Saved data entries
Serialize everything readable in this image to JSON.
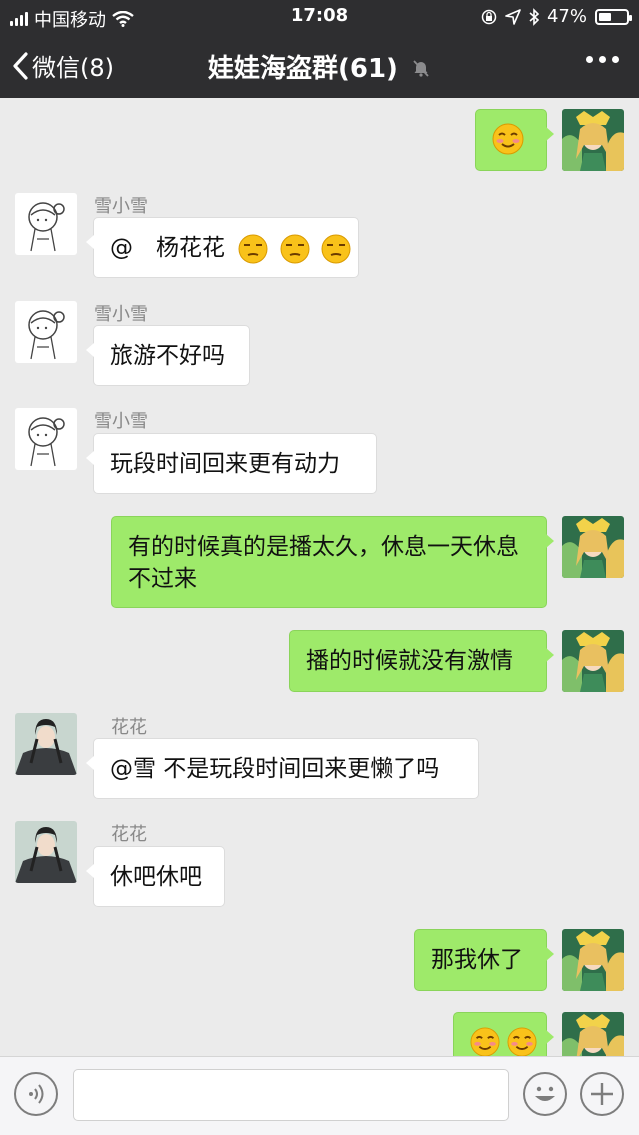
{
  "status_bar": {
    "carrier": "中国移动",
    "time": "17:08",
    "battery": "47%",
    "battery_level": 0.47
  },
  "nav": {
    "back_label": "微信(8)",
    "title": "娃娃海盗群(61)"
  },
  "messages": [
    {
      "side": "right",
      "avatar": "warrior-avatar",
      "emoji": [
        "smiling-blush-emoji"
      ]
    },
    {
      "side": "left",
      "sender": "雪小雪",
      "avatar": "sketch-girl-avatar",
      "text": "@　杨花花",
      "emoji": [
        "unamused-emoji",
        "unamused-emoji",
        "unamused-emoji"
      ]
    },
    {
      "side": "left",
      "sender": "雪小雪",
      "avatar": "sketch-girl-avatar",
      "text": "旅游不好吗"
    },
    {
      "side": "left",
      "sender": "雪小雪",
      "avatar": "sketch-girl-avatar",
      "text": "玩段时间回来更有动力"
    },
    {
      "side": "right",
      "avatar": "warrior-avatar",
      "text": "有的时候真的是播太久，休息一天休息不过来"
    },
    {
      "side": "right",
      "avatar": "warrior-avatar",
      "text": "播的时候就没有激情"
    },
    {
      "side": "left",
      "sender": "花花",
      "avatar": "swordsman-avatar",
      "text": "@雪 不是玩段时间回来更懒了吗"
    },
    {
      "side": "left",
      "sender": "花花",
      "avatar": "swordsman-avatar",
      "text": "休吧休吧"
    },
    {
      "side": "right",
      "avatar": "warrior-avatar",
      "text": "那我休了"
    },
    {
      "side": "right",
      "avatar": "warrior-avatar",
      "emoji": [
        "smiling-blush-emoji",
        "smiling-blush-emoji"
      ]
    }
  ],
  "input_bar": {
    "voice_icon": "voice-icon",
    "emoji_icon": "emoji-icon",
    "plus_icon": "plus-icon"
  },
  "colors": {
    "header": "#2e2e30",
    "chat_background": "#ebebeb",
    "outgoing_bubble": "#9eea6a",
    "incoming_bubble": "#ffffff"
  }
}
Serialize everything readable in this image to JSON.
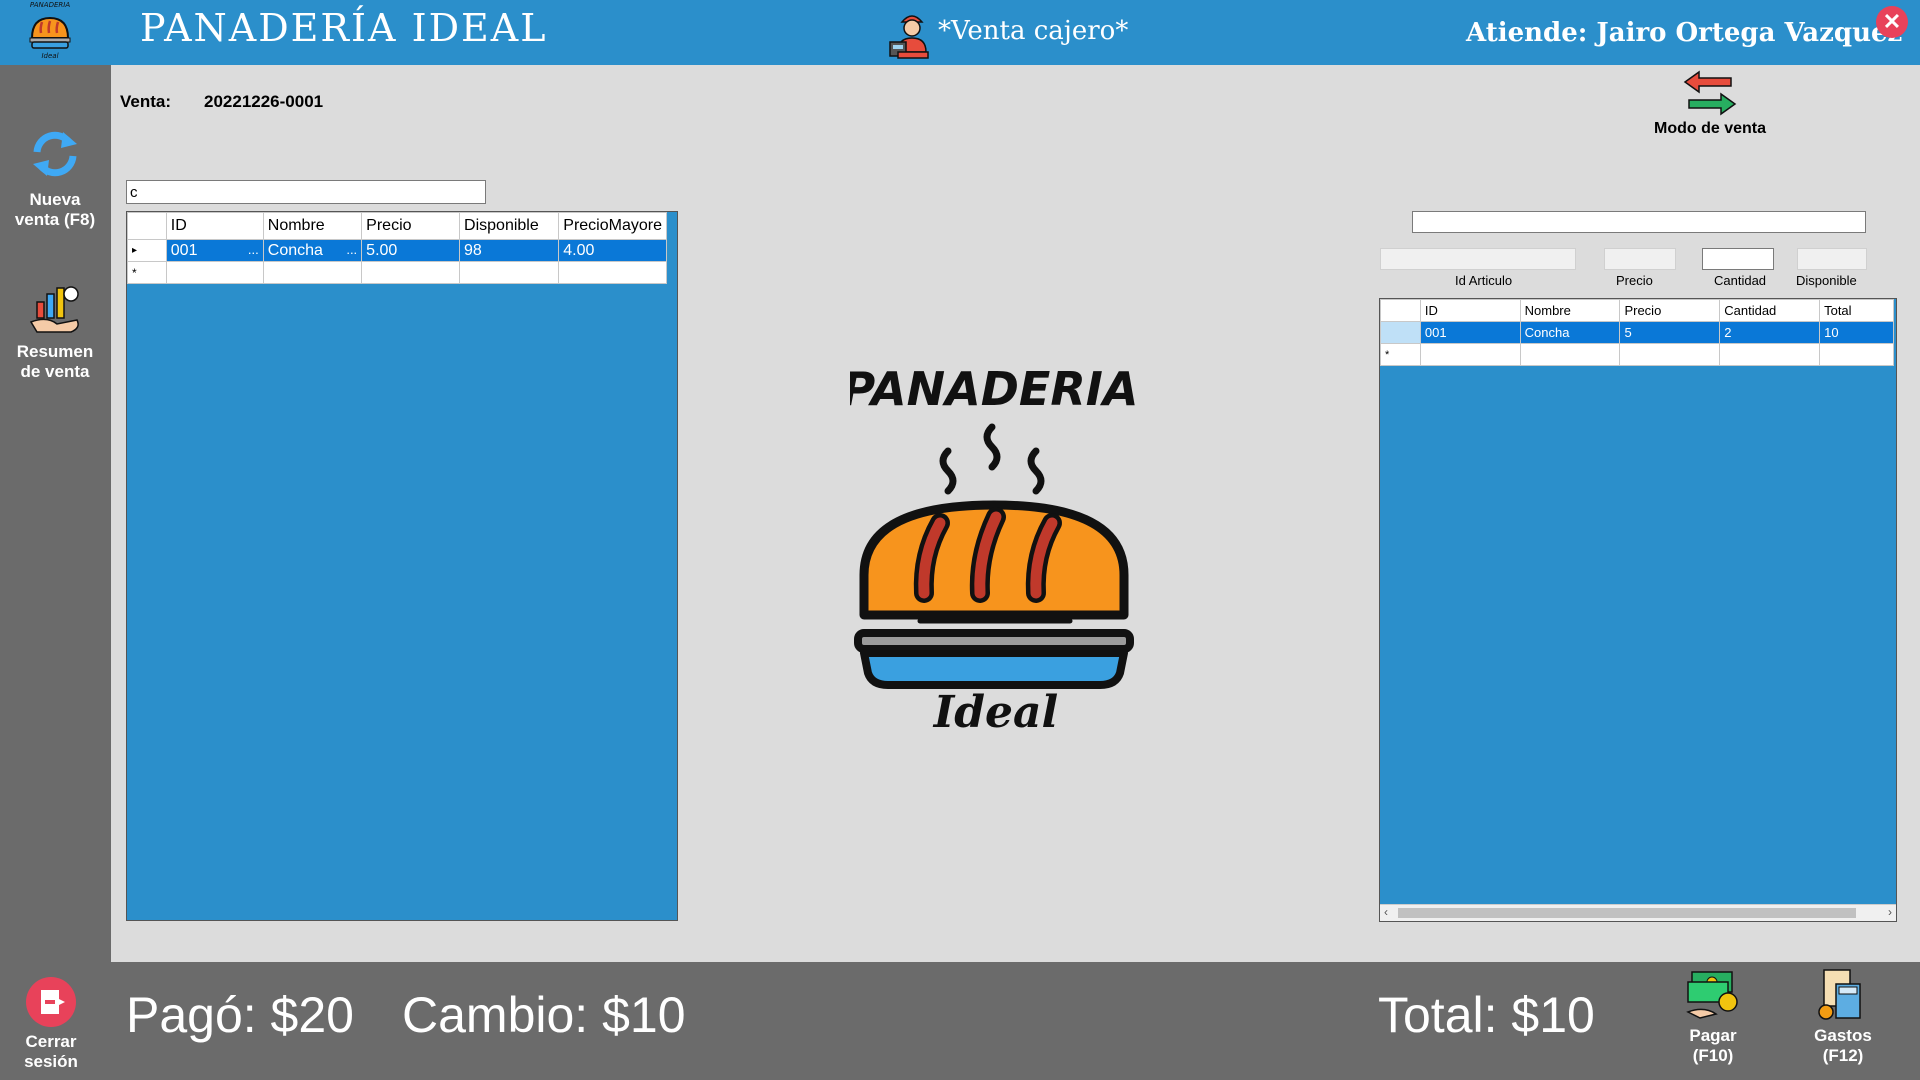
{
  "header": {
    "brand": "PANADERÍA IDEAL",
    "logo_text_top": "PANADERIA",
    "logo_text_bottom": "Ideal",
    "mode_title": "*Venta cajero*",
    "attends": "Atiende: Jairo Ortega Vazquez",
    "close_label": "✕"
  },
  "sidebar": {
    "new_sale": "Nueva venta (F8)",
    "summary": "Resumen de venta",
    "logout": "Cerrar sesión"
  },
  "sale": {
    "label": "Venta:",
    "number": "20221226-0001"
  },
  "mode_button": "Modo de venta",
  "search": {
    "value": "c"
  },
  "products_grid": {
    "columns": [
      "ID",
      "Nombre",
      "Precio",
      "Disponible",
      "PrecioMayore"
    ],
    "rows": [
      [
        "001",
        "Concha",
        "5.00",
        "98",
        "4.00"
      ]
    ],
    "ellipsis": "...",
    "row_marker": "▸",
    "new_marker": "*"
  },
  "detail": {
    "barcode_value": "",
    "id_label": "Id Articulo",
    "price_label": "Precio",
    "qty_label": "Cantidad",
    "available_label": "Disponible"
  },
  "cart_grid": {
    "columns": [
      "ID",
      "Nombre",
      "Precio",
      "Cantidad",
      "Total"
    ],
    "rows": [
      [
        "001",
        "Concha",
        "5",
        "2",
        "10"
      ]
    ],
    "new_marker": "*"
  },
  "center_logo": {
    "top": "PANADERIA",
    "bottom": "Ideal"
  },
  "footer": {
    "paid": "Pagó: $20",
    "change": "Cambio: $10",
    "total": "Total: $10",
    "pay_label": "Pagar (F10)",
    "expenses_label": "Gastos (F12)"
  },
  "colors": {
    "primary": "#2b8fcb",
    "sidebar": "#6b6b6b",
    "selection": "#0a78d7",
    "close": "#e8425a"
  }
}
* * *
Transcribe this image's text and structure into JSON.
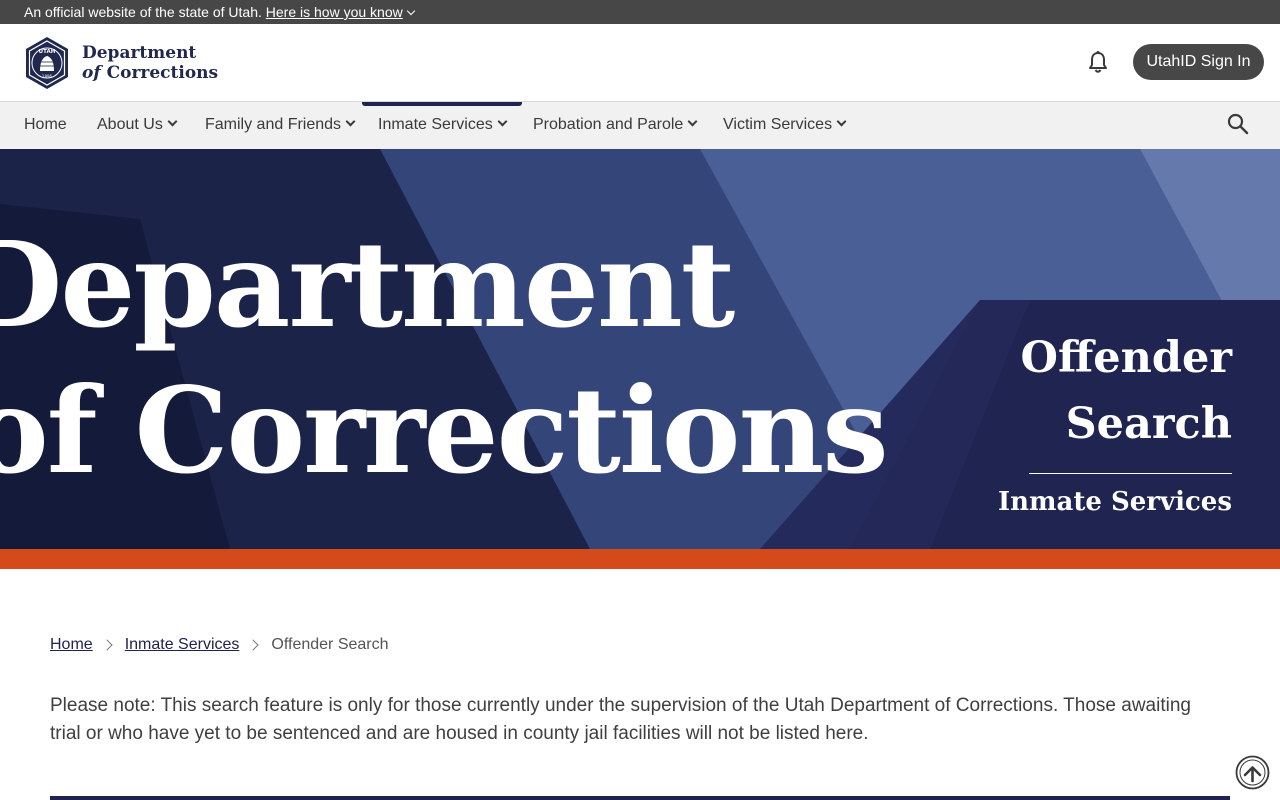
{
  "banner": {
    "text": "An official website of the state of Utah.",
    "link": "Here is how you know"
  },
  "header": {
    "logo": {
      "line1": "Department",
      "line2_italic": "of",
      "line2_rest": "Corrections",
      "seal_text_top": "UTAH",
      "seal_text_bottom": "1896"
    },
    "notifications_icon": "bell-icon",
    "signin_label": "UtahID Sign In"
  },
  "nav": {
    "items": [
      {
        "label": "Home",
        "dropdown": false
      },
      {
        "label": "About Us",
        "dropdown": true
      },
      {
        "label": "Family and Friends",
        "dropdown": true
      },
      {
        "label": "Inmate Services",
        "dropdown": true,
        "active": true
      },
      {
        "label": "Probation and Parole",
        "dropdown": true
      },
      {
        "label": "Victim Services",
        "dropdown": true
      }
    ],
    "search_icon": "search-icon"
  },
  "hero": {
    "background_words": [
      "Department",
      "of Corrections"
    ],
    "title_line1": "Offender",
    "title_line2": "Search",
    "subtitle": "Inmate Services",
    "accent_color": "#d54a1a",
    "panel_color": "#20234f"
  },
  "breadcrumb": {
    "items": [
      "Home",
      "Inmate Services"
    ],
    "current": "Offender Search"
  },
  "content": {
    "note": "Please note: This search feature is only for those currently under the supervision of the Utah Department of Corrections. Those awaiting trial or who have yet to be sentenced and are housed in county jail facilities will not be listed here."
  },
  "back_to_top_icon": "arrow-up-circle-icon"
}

Work instructions — Among the lines of the data, identify those with the word "Disponible". Copy each of them.

Task output —
      "Disponible",
    "available_label": "Disponible"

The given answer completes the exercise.